--- Work to do ---
Locate all lines with the word "from". Copy them.

--- Stored records ---
☆ ☆ ☆ ☆

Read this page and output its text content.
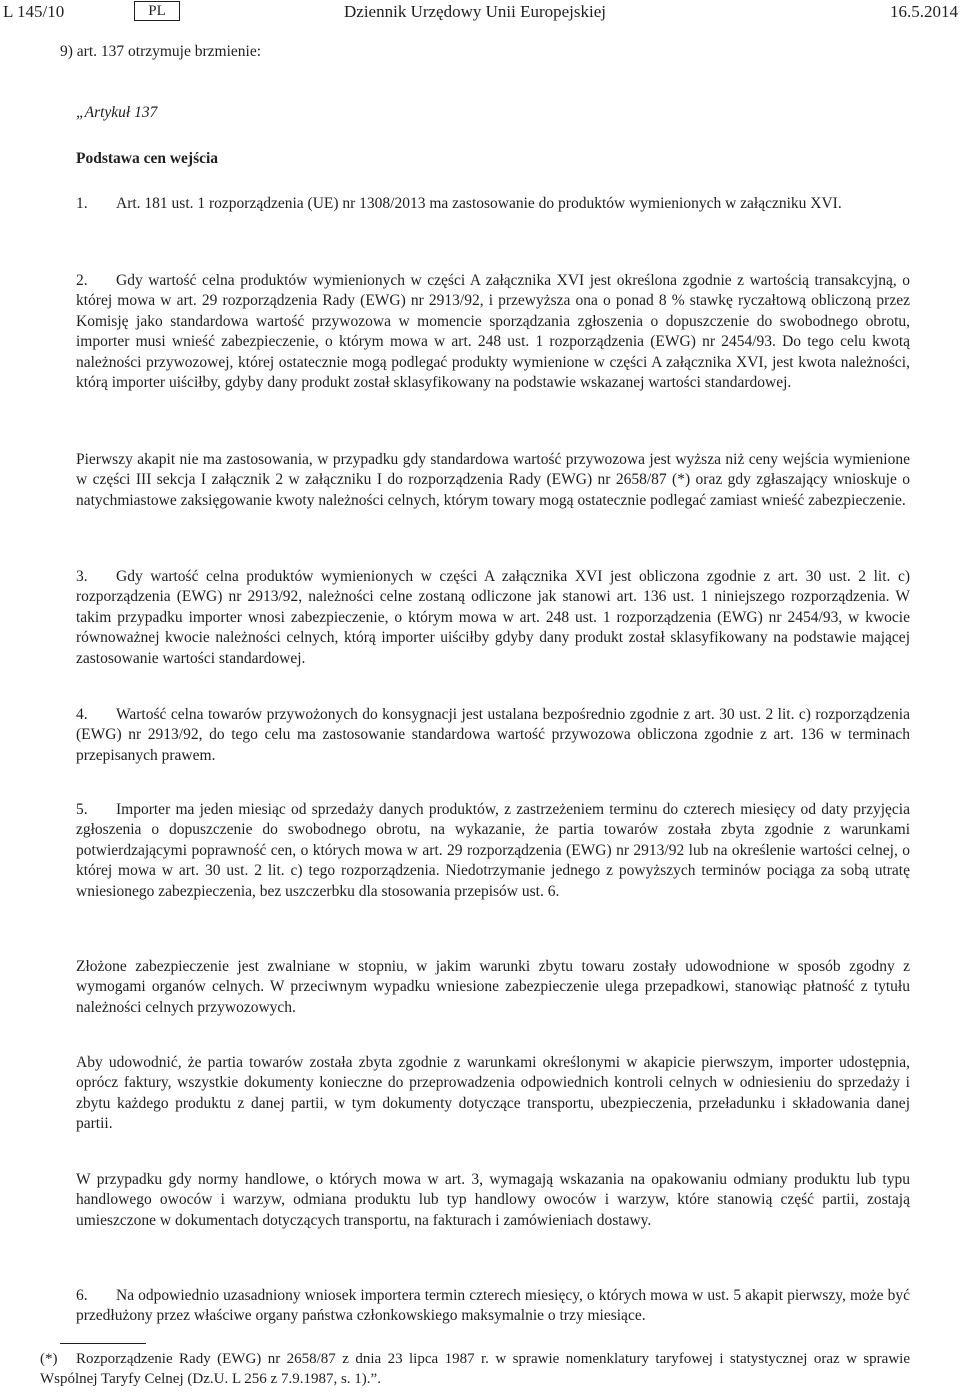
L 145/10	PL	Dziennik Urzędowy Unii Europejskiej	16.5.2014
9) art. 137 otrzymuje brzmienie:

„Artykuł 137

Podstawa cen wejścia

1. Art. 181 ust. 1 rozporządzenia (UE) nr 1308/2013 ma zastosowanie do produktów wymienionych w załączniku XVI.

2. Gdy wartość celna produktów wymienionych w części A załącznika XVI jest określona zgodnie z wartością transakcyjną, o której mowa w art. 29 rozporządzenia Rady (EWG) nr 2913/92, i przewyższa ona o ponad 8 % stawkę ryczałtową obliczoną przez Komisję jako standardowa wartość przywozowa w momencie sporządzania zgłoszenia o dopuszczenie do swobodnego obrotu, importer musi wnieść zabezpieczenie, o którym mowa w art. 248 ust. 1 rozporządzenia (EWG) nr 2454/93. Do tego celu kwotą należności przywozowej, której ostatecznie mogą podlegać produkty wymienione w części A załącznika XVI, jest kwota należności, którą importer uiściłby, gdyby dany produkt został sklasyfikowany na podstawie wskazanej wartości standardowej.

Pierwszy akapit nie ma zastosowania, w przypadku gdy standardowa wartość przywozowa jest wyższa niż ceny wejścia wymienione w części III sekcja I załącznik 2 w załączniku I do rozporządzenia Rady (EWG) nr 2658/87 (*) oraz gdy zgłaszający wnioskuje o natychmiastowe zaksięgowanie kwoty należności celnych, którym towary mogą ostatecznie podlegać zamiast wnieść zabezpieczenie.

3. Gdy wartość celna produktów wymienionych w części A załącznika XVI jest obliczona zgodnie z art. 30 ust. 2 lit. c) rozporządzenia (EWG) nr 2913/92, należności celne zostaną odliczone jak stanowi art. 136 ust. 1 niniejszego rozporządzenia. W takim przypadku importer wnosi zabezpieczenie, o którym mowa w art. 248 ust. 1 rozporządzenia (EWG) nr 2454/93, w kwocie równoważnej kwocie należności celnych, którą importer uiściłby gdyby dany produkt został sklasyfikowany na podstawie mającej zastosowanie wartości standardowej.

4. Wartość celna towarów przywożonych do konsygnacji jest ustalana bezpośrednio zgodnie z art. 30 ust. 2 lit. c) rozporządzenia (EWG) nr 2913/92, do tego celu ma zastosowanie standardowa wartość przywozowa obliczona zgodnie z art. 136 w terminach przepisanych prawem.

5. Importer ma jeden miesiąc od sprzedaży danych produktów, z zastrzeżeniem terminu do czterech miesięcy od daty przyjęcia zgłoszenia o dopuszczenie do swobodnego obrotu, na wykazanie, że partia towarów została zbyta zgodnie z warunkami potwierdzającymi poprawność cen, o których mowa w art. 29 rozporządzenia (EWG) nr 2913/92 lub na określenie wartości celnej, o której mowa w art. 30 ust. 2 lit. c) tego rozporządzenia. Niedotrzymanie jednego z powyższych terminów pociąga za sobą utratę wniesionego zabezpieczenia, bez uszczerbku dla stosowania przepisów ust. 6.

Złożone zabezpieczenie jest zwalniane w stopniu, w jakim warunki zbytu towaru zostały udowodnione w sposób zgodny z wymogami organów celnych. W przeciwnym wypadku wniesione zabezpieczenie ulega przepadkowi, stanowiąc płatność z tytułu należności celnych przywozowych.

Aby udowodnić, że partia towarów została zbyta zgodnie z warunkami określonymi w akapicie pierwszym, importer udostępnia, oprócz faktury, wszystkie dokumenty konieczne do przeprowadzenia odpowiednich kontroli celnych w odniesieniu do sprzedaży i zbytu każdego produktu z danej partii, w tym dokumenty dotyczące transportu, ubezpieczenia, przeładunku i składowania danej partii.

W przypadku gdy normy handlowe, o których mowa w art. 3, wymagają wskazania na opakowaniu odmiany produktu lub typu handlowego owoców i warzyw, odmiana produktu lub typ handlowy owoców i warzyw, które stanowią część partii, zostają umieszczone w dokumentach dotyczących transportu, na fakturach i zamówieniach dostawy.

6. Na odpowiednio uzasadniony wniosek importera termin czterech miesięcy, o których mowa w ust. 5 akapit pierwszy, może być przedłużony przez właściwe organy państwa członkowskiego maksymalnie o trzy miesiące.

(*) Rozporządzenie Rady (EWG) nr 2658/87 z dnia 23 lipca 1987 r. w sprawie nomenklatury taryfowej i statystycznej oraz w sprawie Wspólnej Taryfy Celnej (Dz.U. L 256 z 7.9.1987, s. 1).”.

☆ ☆ ☆ ☆

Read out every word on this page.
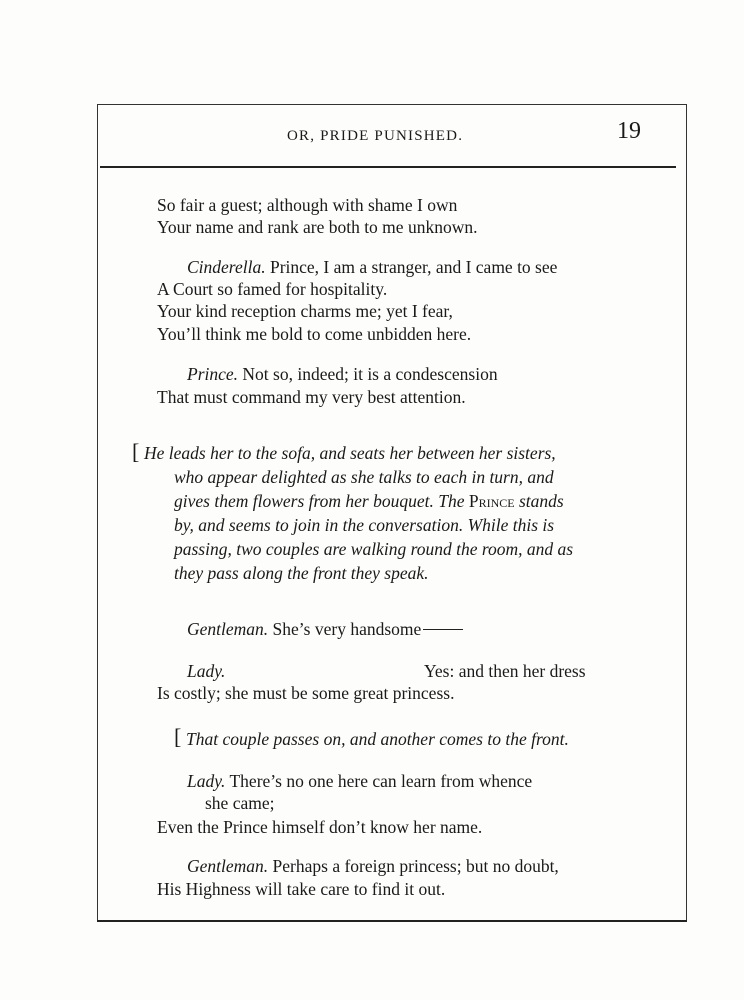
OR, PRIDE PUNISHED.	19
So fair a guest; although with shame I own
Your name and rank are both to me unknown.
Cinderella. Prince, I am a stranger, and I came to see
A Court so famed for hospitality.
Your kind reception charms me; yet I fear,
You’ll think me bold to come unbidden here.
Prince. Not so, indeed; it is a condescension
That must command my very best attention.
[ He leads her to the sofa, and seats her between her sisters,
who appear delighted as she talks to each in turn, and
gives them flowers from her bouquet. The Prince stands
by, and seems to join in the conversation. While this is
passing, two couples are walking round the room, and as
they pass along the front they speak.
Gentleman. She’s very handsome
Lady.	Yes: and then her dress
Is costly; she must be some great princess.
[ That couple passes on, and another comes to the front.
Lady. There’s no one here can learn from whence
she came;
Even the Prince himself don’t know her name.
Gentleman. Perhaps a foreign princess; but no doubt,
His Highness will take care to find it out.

☆ ☆ ☆ ☆

--- Completed task ---
gives them flowers from her bouquet. The Prince stands
Lady. There’s no one here can learn from whence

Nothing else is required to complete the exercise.